# START OF Supplied passage
Benchmarks ran on a laptop with i7-8550U.

shared_ptr: average CPU time per loop iteration, nanoseconds, less is better:
shared_ptr cpu time

shared_ptr: average CPU time per loop iteration, relative to baseline std::shared_ptr, less is better:
shared_ptr cpu time rel

shared_ptr: average wall-clock time per loop iteration, nanoseconds, less is better:
shared_ptr time

shared_ptr: average wall-clock time per loop iteration, relative to baseline std::shared_ptr, less is better:
shared_ptr time rel

spinlock: average CPU time per loop iteration, nanoseconds, less is better:
spinlock cpu time

spinlock: average CPU time per loop iteration, relative to baseline std::mutex, less is better:
spinlock cpu time rel

spinlock: average CPU time per loop iteration, without fetch_add, nanoseconds, less is better:
spinlock cpu time wo faa

spinlock: average CPU time per loop iteration, without fetch_add, relative to baseline std::mutex, less is better:
spinlock cpu time rel wo faa

spinlock: average wall-clock time per loop iteration, nanoseconds, less is better:
spinlock time

spinlock: average wall-clock time per loop iteration, relative to baseline std::mutex, less is better:
spinlock time rel

spinlock: average wall-clock time per loop iteration, without fetch_add, nanoseconds, less is better:
spinlock time wo faa

spinlock: average wall-clock time per loop iteration, without fetch_add, relative to baseline std::mutex, less is better:
spinlock time rel wo faa

Conclusion

  • fetch_sub is twice faster then compare_exchange for reference counters.
# END OF Supplied passage
> [Stated exercise A]
Answer these about the benchmark notes above:
(i) What processor did the benchmarks run on?
(ii) What baseline are the relative spinlock figures measured against?
(iii) According to the conclusion, which operation is faster for reference counters?
> [Stated exercise B] Carry on the benchmark notes above from the point where they stop.
# START OF Data rows
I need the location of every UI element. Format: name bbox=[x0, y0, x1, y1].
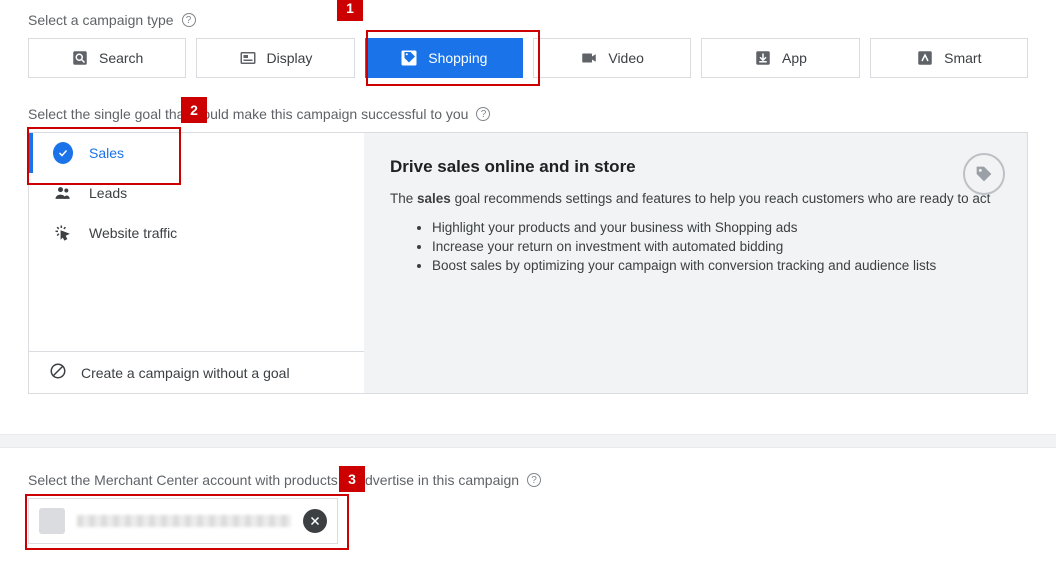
campaign-type-shopping-label: Shopping bbox=[428, 50, 487, 66]
goal-item-traffic-label: Website traffic bbox=[89, 225, 177, 241]
goal-section-label-text: Select the single goal that would make t… bbox=[28, 106, 468, 122]
section-divider bbox=[0, 434, 1056, 448]
goal-item-sales[interactable]: Sales bbox=[29, 133, 364, 173]
tag-icon bbox=[963, 153, 1005, 195]
merchant-account-name bbox=[77, 515, 291, 527]
goal-item-website-traffic[interactable]: Website traffic bbox=[29, 213, 364, 253]
app-download-icon bbox=[754, 49, 772, 67]
help-icon[interactable]: ? bbox=[182, 13, 196, 27]
campaign-type-smart[interactable]: Smart bbox=[870, 38, 1028, 78]
annotation-badge-1: 1 bbox=[337, 0, 363, 21]
help-icon[interactable]: ? bbox=[527, 473, 541, 487]
goal-item-sales-label: Sales bbox=[89, 145, 124, 161]
campaign-type-app-label: App bbox=[782, 50, 807, 66]
shopping-tag-icon bbox=[400, 49, 418, 67]
cursor-click-icon bbox=[53, 223, 73, 243]
smart-icon bbox=[916, 49, 934, 67]
campaign-type-display[interactable]: Display bbox=[196, 38, 354, 78]
campaign-type-search-label: Search bbox=[99, 50, 143, 66]
merchant-account-icon bbox=[39, 508, 65, 534]
merchant-account-selector[interactable] bbox=[28, 498, 338, 544]
goal-detail-panel: Drive sales online and in store The sale… bbox=[364, 133, 1027, 393]
merchant-section-label: Select the Merchant Center account with … bbox=[28, 472, 1028, 488]
search-icon bbox=[71, 49, 89, 67]
campaign-type-shopping[interactable]: Shopping bbox=[365, 38, 523, 78]
campaign-type-video-label: Video bbox=[608, 50, 644, 66]
display-icon bbox=[239, 49, 257, 67]
campaign-type-video[interactable]: Video bbox=[533, 38, 691, 78]
clear-merchant-button[interactable] bbox=[303, 509, 327, 533]
leads-icon bbox=[53, 183, 73, 203]
goal-section-label: Select the single goal that would make t… bbox=[28, 106, 1028, 122]
goal-detail-description: The sales goal recommends settings and f… bbox=[390, 191, 1001, 206]
create-without-goal-label: Create a campaign without a goal bbox=[81, 365, 290, 381]
video-icon bbox=[580, 49, 598, 67]
goal-detail-bullet: Increase your return on investment with … bbox=[432, 239, 1001, 254]
merchant-section-label-text: Select the Merchant Center account with … bbox=[28, 472, 519, 488]
campaign-type-label: Select a campaign type ? bbox=[28, 12, 1028, 28]
help-icon[interactable]: ? bbox=[476, 107, 490, 121]
goal-item-leads-label: Leads bbox=[89, 185, 127, 201]
goal-item-leads[interactable]: Leads bbox=[29, 173, 364, 213]
campaign-type-label-text: Select a campaign type bbox=[28, 12, 174, 28]
goal-detail-list: Highlight your products and your busines… bbox=[390, 220, 1001, 273]
create-without-goal[interactable]: Create a campaign without a goal bbox=[29, 351, 364, 393]
annotation-badge-2: 2 bbox=[181, 97, 207, 123]
goal-detail-bullet: Highlight your products and your busines… bbox=[432, 220, 1001, 235]
annotation-badge-3: 3 bbox=[339, 466, 365, 492]
goal-list: Sales Leads Website traffic Create a cam… bbox=[29, 133, 364, 393]
goal-detail-bullet: Boost sales by optimizing your campaign … bbox=[432, 258, 1001, 273]
campaign-type-display-label: Display bbox=[267, 50, 313, 66]
campaign-types-row: Search Display Shopping Video App Smart bbox=[28, 38, 1028, 78]
goal-area: Sales Leads Website traffic Create a cam… bbox=[28, 132, 1028, 394]
check-icon bbox=[53, 142, 73, 164]
campaign-type-smart-label: Smart bbox=[944, 50, 981, 66]
goal-detail-title: Drive sales online and in store bbox=[390, 157, 1001, 177]
campaign-type-app[interactable]: App bbox=[701, 38, 859, 78]
block-icon bbox=[49, 362, 67, 383]
campaign-type-search[interactable]: Search bbox=[28, 38, 186, 78]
# END OF Data rows
> [Task result A]
(i) An i7-8550U, in a laptop.
(ii) std::mutex.
(iii) fetch_sub, which is twice as fast as compare_exchange.

> [Task result B]
  • But standard std::shared_ptr is much faster than my implementation, but I still do not understand why.
  • Spinlock implemented with fetch_add cause so many memory modifications that it drastically (x100) increase time required for lock operation. It shows unacceptable performance while used in 4 threads and more.
  • Simple spinlock implemented with compare_exchange can be as fast as std::mutex and even little-bit faster.

Update

Right after publication I realized that atomic_fetch_or is much more suited for spinlock implementation. Here it is:

struct for_spinlock
{
    std::atomic<int> locked = 0;

    void lock()
    {
        while (std::atomic_fetch_or(&locked, 1) != 0) {
            __asm("pause");
        }
    }

    void unlock()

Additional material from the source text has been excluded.